EXERCISE DIRECTIONS
Leave out the pictures and copy the remaining records exactly.

(Dataset items)

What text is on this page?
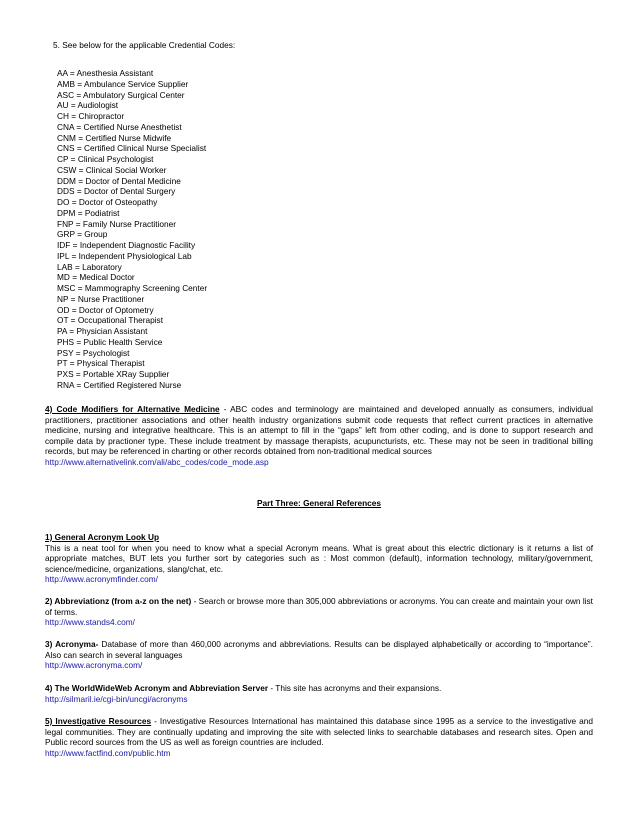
5. See below for the applicable Credential Codes:
AA = Anesthesia Assistant
AMB = Ambulance Service Supplier
ASC = Ambulatory Surgical Center
AU = Audiologist
CH = Chiropractor
CNA = Certified Nurse Anesthetist
CNM = Certified Nurse Midwife
CNS = Certified Clinical Nurse Specialist
CP = Clinical Psychologist
CSW = Clinical Social Worker
DDM = Doctor of Dental Medicine
DDS = Doctor of Dental Surgery
DO = Doctor of Osteopathy
DPM = Podiatrist
FNP = Family Nurse Practitioner
GRP = Group
IDF = Independent Diagnostic Facility
IPL = Independent Physiological Lab
LAB = Laboratory
MD = Medical Doctor
MSC = Mammography Screening Center
NP = Nurse Practitioner
OD = Doctor of Optometry
OT = Occupational Therapist
PA = Physician Assistant
PHS = Public Health Service
PSY = Psychologist
PT = Physical Therapist
PXS = Portable XRay Supplier
RNA = Certified Registered Nurse

4) Code Modifiers for Alternative Medicine - ABC codes and terminology are maintained and developed annually as consumers, individual practitioners, practitioner associations and other health industry organizations submit code requests that reflect current practices in alternative medicine, nursing and integrative healthcare. This is an attempt to fill in the “gaps” left from other coding, and is done to support research and compile data by practioner type. These include treatment by massage therapists, acupuncturists, etc. These may not be seen in traditional billing records, but may be referenced in charting or other records obtained from non-traditional medical sources

http://www.alternativelink.com/ali/abc_codes/code_mode.asp
Part Three: General References

1) General Acronym Look Up
This is a neat tool for when you need to know what a special Acronym means. What is great about this electric dictionary is it returns a list of appropriate matches, BUT lets you further sort by categories such as : Most common (default), information technology, military/government, science/medicine, organizations, slang/chat, etc.

http://www.acronymfinder.com/

2) Abbreviationz (from a-z on the net) - Search or browse more than 305,000 abbreviations or acronyms. You can create and maintain your own list of terms.

http://www.stands4.com/

3) Acronyma- Database of more than 460,000 acronyms and abbreviations. Results can be displayed alphabetically or according to “importance”. Also can search in several languages

http://www.acronyma.com/

4) The WorldWideWeb Acronym and Abbreviation Server - This site has acronyms and their expansions.

http://silmaril.ie/cgi-bin/uncgi/acronyms

5) Investigative Resources - Investigative Resources International has maintained this database since 1995 as a service to the investigative and legal communities. They are continually updating and improving the site with selected links to searchable databases and research sites. Open and Public record sources from the US as well as foreign countries are included.

http://www.factfind.com/public.htm
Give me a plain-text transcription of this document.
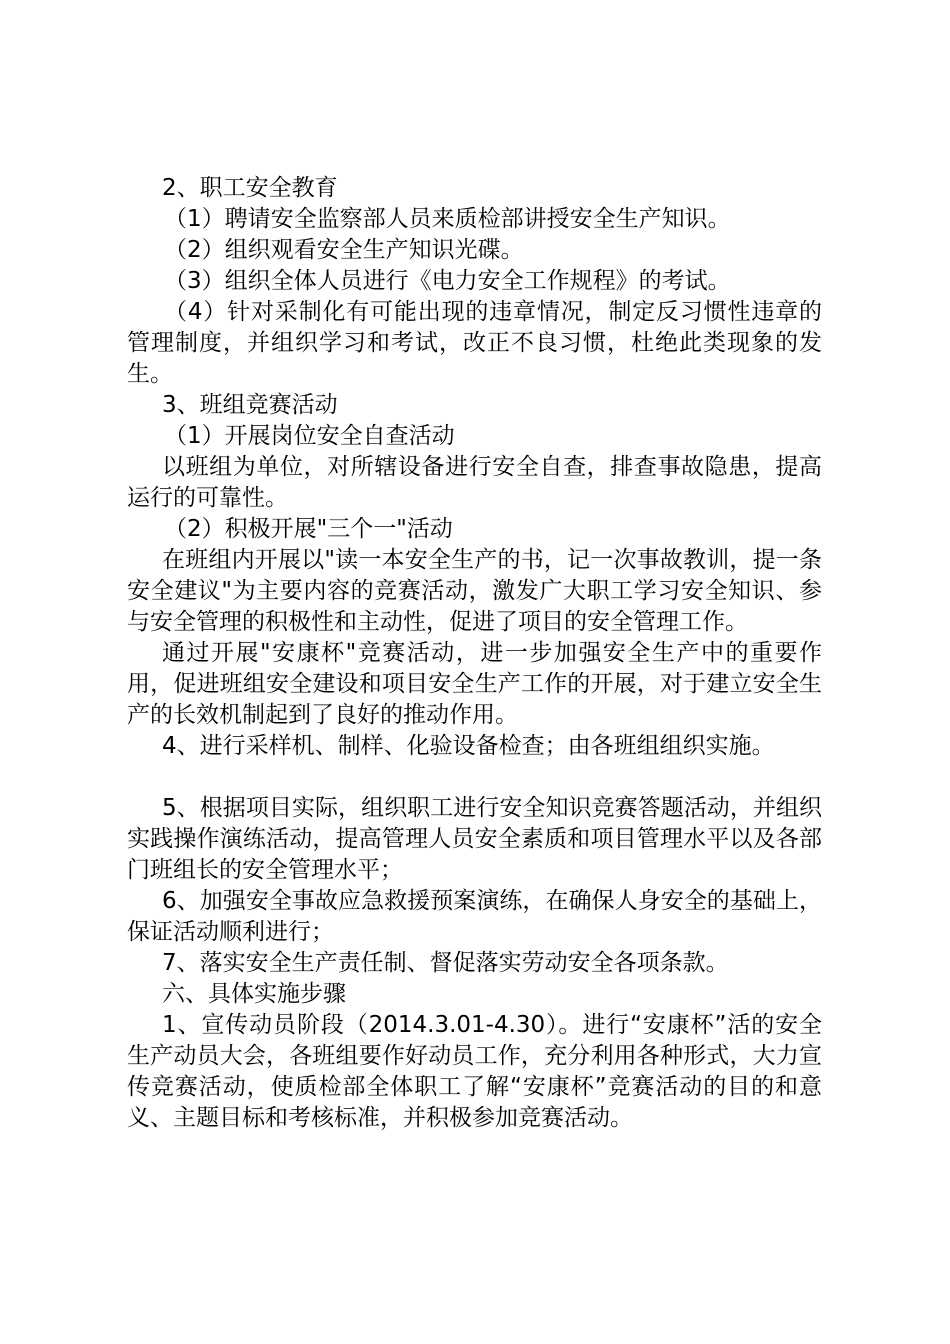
2、职工安全教育

（1）聘请安全监察部人员来质检部讲授安全生产知识。

（2）组织观看安全生产知识光碟。

（3）组织全体人员进行《电力安全工作规程》的考试。

（4）针对采制化有可能出现的违章情况，制定反习惯性违章的管理制度，并组织学习和考试，改正不良习惯，杜绝此类现象的发生。

3、班组竞赛活动

（1）开展岗位安全自查活动

以班组为单位，对所辖设备进行安全自查，排查事故隐患，提高运行的可靠性。

（2）积极开展"三个一"活动

在班组内开展以"读一本安全生产的书，记一次事故教训，提一条安全建议"为主要内容的竞赛活动，激发广大职工学习安全知识、参与安全管理的积极性和主动性，促进了项目的安全管理工作。

通过开展"安康杯"竞赛活动，进一步加强安全生产中的重要作用，促进班组安全建设和项目安全生产工作的开展，对于建立安全生产的长效机制起到了良好的推动作用。

4、进行采样机、制样、化验设备检查；由各班组组织实施。

5、根据项目实际，组织职工进行安全知识竞赛答题活动，并组织实践操作演练活动，提高管理人员安全素质和项目管理水平以及各部门班组长的安全管理水平；

6、加强安全事故应急救援预案演练，在确保人身安全的基础上，保证活动顺利进行；

7、落实安全生产责任制、督促落实劳动安全各项条款。

六、具体实施步骤

1、宣传动员阶段（2014.3.01-4.30）。进行“安康杯”活的安全生产动员大会，各班组要作好动员工作，充分利用各种形式，大力宣传竞赛活动，使质检部全体职工了解“安康杯”竞赛活动的目的和意义、主题目标和考核标准，并积极参加竞赛活动。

REPLY
What text is on this page?
5. See below for the applicable Credential Codes:
AA = Anesthesia Assistant
AMB = Ambulance Service Supplier
ASC = Ambulatory Surgical Center
AU = Audiologist
CH = Chiropractor
CNA = Certified Nurse Anesthetist
CNM = Certified Nurse Midwife
CNS = Certified Clinical Nurse Specialist
CP = Clinical Psychologist
CSW = Clinical Social Worker
DDM = Doctor of Dental Medicine
DDS = Doctor of Dental Surgery
DO = Doctor of Osteopathy
DPM = Podiatrist
FNP = Family Nurse Practitioner
GRP = Group
IDF = Independent Diagnostic Facility
IPL = Independent Physiological Lab
LAB = Laboratory
MD = Medical Doctor
MSC = Mammography Screening Center
NP = Nurse Practitioner
OD = Doctor of Optometry
OT = Occupational Therapist
PA = Physician Assistant
PHS = Public Health Service
PSY = Psychologist
PT = Physical Therapist
PXS = Portable XRay Supplier
RNA = Certified Registered Nurse

4) Code Modifiers for Alternative Medicine - ABC codes and terminology are maintained and developed annually as consumers, individual practitioners, practitioner associations and other health industry organizations submit code requests that reflect current practices in alternative medicine, nursing and integrative healthcare. This is an attempt to fill in the “gaps” left from other coding, and is done to support research and compile data by practioner type. These include treatment by massage therapists, acupuncturists, etc. These may not be seen in traditional billing records, but may be referenced in charting or other records obtained from non-traditional medical sources

http://www.alternativelink.com/ali/abc_codes/code_mode.asp
Part Three: General References

1) General Acronym Look Up
This is a neat tool for when you need to know what a special Acronym means. What is great about this electric dictionary is it returns a list of appropriate matches, BUT lets you further sort by categories such as : Most common (default), information technology, military/government, science/medicine, organizations, slang/chat, etc.

http://www.acronymfinder.com/

2) Abbreviationz (from a-z on the net) - Search or browse more than 305,000 abbreviations or acronyms. You can create and maintain your own list of terms.

http://www.stands4.com/

3) Acronyma- Database of more than 460,000 acronyms and abbreviations. Results can be displayed alphabetically or according to “importance”. Also can search in several languages

http://www.acronyma.com/

4) The WorldWideWeb Acronym and Abbreviation Server - This site has acronyms and their expansions.

http://silmaril.ie/cgi-bin/uncgi/acronyms

5) Investigative Resources - Investigative Resources International has maintained this database since 1995 as a service to the investigative and legal communities. They are continually updating and improving the site with selected links to searchable databases and research sites. Open and Public record sources from the US as well as foreign countries are included.

http://www.factfind.com/public.htm
Give me a plain-text transcription of this document.
2、职工安全教育

（1）聘请安全监察部人员来质检部讲授安全生产知识。

（2）组织观看安全生产知识光碟。

（3）组织全体人员进行《电力安全工作规程》的考试。

（4）针对采制化有可能出现的违章情况，制定反习惯性违章的管理制度，并组织学习和考试，改正不良习惯，杜绝此类现象的发生。

3、班组竞赛活动

（1）开展岗位安全自查活动

以班组为单位，对所辖设备进行安全自查，排查事故隐患，提高运行的可靠性。

（2）积极开展"三个一"活动

在班组内开展以"读一本安全生产的书，记一次事故教训，提一条安全建议"为主要内容的竞赛活动，激发广大职工学习安全知识、参与安全管理的积极性和主动性，促进了项目的安全管理工作。

通过开展"安康杯"竞赛活动，进一步加强安全生产中的重要作用，促进班组安全建设和项目安全生产工作的开展，对于建立安全生产的长效机制起到了良好的推动作用。

4、进行采样机、制样、化验设备检查；由各班组组织实施。

5、根据项目实际，组织职工进行安全知识竞赛答题活动，并组织实践操作演练活动，提高管理人员安全素质和项目管理水平以及各部门班组长的安全管理水平；

6、加强安全事故应急救援预案演练，在确保人身安全的基础上，保证活动顺利进行；

7、落实安全生产责任制、督促落实劳动安全各项条款。

六、具体实施步骤

1、宣传动员阶段（2014.3.01-4.30）。进行“安康杯”活的安全生产动员大会，各班组要作好动员工作，充分利用各种形式，大力宣传竞赛活动，使质检部全体职工了解“安康杯”竞赛活动的目的和意义、主题目标和考核标准，并积极参加竞赛活动。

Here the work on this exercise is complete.